> What you need to do
a) Using the Python garbage collection text below, decide whether each statement agrees with it: (i) at its core, Python's garbage collector as of 3.5 is a reference counting implementation; (ii) cpython mostly keeps a free object pool instead of allocating when needed; (iii) John McCarthy found the flaw with cyclic references while implementing the refcounting algorithm used by Lisp. Answer yes or no for each and quote the deciding words.
b) Name every programming language or language implementation that the Python garbage collection text below mentions.
c) Carry the Python garbage collection text below forward, starting after its last sentence.

> Given text
Garbage Collection
Remarks#
At its core, Python’s garbage collector (as of 3.5) is a simple reference counting implementation. Every time you make a reference to an object (for example, a = myobject
) the reference count on that object (myobject) is incremented. Every time a reference gets removed, the reference count is decremented, and once the reference count reaches 0
, we know that nothing holds a reference to that object and we can deallocate it!
One common misunderstanding about how Python memory management works is that the del
keyword frees objects memory. This is not true. What actually happens is that the del
keyword merely decrements the objects refcount, meaning that if you call it enough times for the refcount to reach zero the object may be garbage collected (even if there are actually still references to the object available elsewhere in your code).
Python aggresively creates or cleans up objects the first time it needs them If I perform the assignment a = object(), the memory for object is allocated at that time (cpython will sometimes reuse certain types of object, eg. lists under the hood, but mostly it doesn’t keep a free object pool and will perform allocation when you need it). Similarly, as soon as the refcount is decremented to 0, GC cleans it up.
Generational Garbage Collection
In the 1960’s John McCarthy discovered a fatal flaw in refcounting garbage collection when he implemented the refcounting algorithm used by Lisp: What happens if two objects refer to each other in a cyclic reference? How can you ever garbage collect those two objects even if there are no external references to them if they will always refer to eachother? This problem also extends to any cyclic data structure, such as a ring buffers or any two consecutive entries in a doubly linked list. Python attempts to fix this problem using a slightly interesting twist on another garbage collection algorithm called Generational Garbage Collection.

> Extracted material
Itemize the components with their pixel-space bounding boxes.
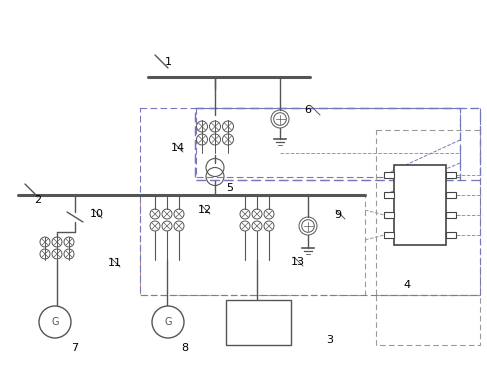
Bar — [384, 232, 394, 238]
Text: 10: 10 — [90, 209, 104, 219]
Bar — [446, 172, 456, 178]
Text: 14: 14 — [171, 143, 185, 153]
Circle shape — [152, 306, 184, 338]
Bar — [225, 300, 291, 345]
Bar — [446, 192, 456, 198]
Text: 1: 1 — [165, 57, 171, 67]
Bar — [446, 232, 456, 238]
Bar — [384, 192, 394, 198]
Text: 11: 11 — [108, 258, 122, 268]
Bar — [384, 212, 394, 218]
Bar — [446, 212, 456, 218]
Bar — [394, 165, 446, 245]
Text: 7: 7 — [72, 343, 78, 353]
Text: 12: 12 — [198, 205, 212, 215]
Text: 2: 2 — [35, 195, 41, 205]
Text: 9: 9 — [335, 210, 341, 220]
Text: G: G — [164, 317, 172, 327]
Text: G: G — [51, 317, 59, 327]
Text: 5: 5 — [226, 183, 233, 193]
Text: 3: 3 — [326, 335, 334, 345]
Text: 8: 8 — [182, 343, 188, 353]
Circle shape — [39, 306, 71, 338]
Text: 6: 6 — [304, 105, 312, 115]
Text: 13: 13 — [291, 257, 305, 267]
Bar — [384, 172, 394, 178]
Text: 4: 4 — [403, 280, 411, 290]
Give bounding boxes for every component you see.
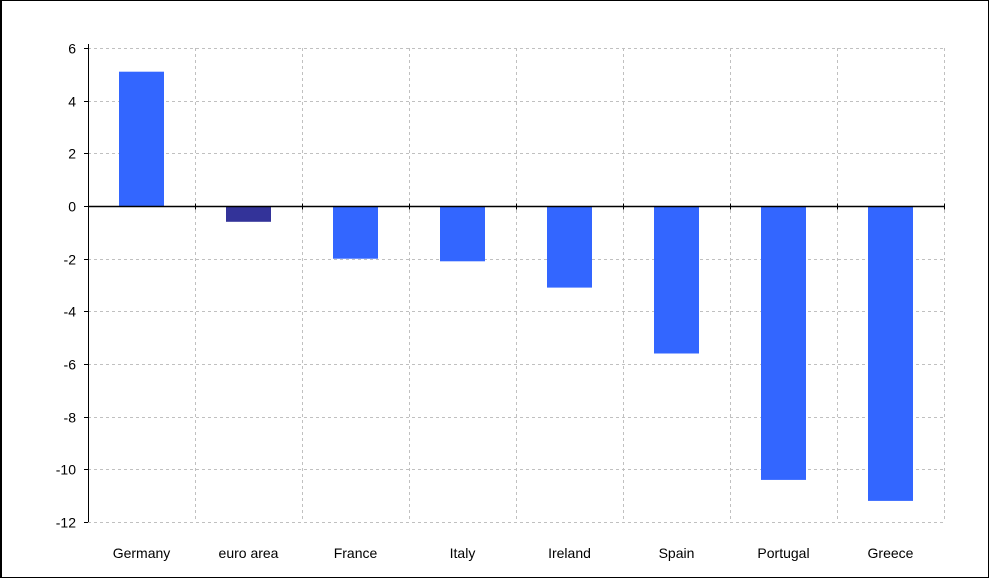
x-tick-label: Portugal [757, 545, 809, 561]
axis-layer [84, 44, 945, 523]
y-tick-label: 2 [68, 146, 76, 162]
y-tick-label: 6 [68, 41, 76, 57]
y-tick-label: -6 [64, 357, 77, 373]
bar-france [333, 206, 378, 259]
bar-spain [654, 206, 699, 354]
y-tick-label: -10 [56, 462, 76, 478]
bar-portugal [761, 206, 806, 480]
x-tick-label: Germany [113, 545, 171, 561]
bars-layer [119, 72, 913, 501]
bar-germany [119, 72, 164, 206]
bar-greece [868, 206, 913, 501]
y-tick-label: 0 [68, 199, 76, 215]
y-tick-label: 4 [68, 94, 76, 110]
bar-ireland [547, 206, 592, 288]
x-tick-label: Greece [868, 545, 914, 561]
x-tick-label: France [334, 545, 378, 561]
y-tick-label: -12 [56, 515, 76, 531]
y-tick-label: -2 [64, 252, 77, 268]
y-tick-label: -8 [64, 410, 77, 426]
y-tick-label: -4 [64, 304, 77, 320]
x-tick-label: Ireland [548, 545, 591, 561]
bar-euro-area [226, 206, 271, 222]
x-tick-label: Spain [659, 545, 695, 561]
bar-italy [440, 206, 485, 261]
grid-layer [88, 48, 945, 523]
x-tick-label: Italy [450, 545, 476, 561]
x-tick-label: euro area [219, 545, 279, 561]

==

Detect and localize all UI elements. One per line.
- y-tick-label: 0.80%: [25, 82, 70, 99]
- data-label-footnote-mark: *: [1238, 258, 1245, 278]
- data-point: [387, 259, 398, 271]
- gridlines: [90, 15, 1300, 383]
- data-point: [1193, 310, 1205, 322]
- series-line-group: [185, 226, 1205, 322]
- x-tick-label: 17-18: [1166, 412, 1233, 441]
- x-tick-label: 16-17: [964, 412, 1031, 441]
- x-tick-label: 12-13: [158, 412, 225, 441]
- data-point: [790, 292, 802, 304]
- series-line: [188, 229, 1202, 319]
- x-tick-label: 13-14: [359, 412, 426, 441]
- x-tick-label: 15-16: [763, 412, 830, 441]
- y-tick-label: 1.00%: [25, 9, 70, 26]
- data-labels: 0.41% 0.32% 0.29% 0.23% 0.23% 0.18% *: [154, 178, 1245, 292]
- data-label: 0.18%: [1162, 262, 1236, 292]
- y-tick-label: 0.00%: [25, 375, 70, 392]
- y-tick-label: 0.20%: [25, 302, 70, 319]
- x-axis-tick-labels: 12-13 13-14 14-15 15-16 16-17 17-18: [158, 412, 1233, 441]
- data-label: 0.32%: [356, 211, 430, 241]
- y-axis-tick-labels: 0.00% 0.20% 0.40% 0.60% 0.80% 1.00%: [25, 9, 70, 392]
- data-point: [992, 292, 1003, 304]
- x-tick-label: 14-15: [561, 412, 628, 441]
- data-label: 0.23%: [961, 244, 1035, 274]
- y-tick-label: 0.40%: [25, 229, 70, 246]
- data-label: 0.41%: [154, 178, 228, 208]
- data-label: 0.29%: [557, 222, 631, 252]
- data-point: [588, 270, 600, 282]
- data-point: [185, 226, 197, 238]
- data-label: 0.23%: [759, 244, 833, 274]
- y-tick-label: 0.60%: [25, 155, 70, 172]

> Final answers
a)
(i) Yes: "At its core, Python’s garbage collector (as of 3.5) is a simple reference counting implementation."
(ii) No: "mostly it doesn’t keep a free object pool and will perform allocation when you need it"
(iii) Yes: "In the 1960’s John McCarthy discovered a fatal flaw in refcounting garbage collection when he implemented the refcounting algorithm used by Lisp"

b)
- Python
- cpython
- Lisp

c)
In essence, any time you create an object in Python it adds it to the end of a doubly linked list. On occasion Python loops through this list, checks what objects the objects in the list refer too, and if they’re also in the list (we’ll see why they might not be in a moment), further decrements their refcounts. At this point (actually, there are some heuristics that determine when things get moved, but let’s assume it’s after a single collection to keep things simple) anything that still has a refcount greater than 0 gets promoted to another linked list called “Generation 1” (this is why all objects aren’t always in the generation 0 list) which has this loop applied to it less often. This is where the generational garbage collection comes in. There are 3 generations by default in Python (three linked lists of objects): The first list (generation 0) contains all new objects; if a GC cycle happens and the objects are not collected, they get moved to the second list (generation 1), and if a GC cycle happens on the second list and they are still not collected they get moved to the third list (generation 2). The third generation list (called “generation 2”, since we’re zero indexing) is garbage collected much less often than the first two, the idea being that if your object is long lived it’s not as likely to be GCed, and may never be GCed during the lifetime of your application so there’s no point in wasting time checking it on every single GC run. Furthermore, it’s observed that most objects are garbage collected relatively quickly. From now on, we’ll call these “good objects” since they die young. This is called the “weak generational hypothesis” and was also first observed in the 60s.
A quick aside: unlike the first two generations, the long lived third generation list is not garbage collected on a regular schedule. It is checked when the ratio of long lived pending objects (those that are in the third generation list, but haven’t actually had a GC cycle yet) to the total long lived objects in the list is greater than 25%. This is because the third list is unbounded (things are never moved off of it to another list, so they only go away when they’re actually garbage collected), meaning that for applications where you are creating lots of long lived objects, GC cycles on the third list can get quite long. By using a ratio we achieve “amortized linear performance in the total number of objects”; aka, the longer the list, the longer GC takes, but the less often we perform GC (here’s the original 2008 proposal for this heuristic by Martin von Löwis for futher reading). The act of performing a garbage collection on the third generation or “mature” list is called “full garbage collection”.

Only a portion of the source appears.